DOCUMENT SEGMENT
The deal also makes financial sense, analysts said.
''It's a good number for News Corpm'' said Dixon about the purchase price.
Media industry sources in Asia were meanwhile mixed in their impressions of the deal.
While some analysts said Zee made a good deal by having to pay Murdoch what they considered a relatively small sum, others said Zee may have overpaid based on concerns that among media holdings, broadcasting is a relatively risky investment.
''The valuations appear to be a little stretched,'' said Devina Mehra, director, research, First Global Finance.
Mehra also voiced concern over uncertainties surrounding a recent move by Zee's top executive, Subhash Chandra, to fold his own private media holdings into the public company he heads. Until the financial effects of Chandra's move are clear, the financial condition of Zee will also be hard to evaluate.
Mehra also said some investors may not like that Rupert Murdoch, with the Zee deal, appears to be partially leaving the spotlight.
''Investors have always viewed Murdoch as the positive factor in the company and with his moving out they may react negatively to the news,'' Mehra said.
For its part, STAR TV also said the deal made sense financially.

GIVEN RECORDS
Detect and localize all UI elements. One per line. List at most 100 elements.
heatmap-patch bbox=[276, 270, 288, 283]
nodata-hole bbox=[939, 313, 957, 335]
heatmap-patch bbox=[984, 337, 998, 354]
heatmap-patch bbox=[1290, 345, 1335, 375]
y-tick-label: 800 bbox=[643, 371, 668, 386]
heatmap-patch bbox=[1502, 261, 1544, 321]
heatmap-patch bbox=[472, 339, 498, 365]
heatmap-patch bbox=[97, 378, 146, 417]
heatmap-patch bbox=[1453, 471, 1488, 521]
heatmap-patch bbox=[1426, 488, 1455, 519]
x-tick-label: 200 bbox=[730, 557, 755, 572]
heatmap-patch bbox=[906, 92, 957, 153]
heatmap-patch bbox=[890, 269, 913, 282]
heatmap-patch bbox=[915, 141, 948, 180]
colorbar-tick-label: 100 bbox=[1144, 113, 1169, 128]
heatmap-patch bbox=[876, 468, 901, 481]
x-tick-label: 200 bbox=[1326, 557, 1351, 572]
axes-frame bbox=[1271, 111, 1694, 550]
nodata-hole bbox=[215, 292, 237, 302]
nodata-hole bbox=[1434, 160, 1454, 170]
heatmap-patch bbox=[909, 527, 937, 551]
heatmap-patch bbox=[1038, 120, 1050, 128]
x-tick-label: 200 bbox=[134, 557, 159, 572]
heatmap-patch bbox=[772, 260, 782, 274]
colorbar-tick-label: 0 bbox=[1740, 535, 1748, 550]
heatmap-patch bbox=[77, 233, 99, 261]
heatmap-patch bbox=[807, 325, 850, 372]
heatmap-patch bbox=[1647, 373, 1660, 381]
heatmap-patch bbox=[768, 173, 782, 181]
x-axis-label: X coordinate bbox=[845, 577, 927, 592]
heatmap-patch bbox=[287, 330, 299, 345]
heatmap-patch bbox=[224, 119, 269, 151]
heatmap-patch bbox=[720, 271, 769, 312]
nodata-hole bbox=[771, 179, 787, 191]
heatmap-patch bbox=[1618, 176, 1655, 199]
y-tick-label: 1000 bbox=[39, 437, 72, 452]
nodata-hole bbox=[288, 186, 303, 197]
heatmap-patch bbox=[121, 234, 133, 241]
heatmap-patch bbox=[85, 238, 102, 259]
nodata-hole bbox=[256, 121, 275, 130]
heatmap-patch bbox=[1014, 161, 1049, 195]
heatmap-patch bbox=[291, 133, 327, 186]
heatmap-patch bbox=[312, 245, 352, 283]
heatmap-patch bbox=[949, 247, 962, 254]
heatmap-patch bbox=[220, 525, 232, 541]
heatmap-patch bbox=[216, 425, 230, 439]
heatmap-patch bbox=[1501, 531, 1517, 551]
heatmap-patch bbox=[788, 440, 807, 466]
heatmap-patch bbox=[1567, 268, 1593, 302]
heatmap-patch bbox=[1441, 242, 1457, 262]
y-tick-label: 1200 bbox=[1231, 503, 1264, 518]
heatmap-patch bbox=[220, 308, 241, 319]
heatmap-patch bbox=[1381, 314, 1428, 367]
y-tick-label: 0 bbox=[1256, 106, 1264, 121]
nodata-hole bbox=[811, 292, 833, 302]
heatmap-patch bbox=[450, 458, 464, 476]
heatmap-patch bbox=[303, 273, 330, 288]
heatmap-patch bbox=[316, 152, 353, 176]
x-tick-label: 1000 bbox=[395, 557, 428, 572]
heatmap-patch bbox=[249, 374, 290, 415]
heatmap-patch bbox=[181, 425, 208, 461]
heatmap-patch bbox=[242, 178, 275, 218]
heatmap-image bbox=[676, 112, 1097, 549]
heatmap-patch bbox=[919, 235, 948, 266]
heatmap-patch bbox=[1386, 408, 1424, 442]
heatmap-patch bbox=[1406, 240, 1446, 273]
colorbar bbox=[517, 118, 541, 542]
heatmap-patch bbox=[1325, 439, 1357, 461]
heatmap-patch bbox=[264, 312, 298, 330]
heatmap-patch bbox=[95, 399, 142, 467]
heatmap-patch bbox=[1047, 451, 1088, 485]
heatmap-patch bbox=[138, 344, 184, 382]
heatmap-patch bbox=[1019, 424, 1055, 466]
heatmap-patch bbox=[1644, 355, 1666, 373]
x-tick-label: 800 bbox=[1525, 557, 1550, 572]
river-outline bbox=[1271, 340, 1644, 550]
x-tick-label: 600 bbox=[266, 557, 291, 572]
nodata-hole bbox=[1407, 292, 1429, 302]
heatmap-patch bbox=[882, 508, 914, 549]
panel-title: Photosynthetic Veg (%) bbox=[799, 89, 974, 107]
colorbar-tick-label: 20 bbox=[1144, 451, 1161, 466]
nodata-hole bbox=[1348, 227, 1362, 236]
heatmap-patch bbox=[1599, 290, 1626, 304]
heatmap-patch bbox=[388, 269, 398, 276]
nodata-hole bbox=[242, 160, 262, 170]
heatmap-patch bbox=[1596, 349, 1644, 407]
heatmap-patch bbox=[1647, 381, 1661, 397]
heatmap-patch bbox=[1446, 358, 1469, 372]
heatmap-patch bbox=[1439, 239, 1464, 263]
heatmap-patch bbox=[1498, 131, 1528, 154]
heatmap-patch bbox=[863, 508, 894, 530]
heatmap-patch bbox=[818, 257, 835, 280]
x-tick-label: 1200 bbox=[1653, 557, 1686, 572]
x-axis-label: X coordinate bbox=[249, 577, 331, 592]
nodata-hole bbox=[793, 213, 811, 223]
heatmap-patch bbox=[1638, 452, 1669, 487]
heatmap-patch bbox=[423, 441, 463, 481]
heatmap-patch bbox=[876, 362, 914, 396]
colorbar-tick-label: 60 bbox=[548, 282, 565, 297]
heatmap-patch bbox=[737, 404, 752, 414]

ASSIGNMENT
Extract the passage of the news excerpt on the Zee deal word for word, from "The deal also" up to and including "of the deal.". The material plays no part in what follows.

WRITTEN ANSWER
The deal also makes financial sense, analysts said.
''It's a good number for News Corpm'' said Dixon about the purchase price.
Media industry sources in Asia were meanwhile mixed in their impressions of the deal.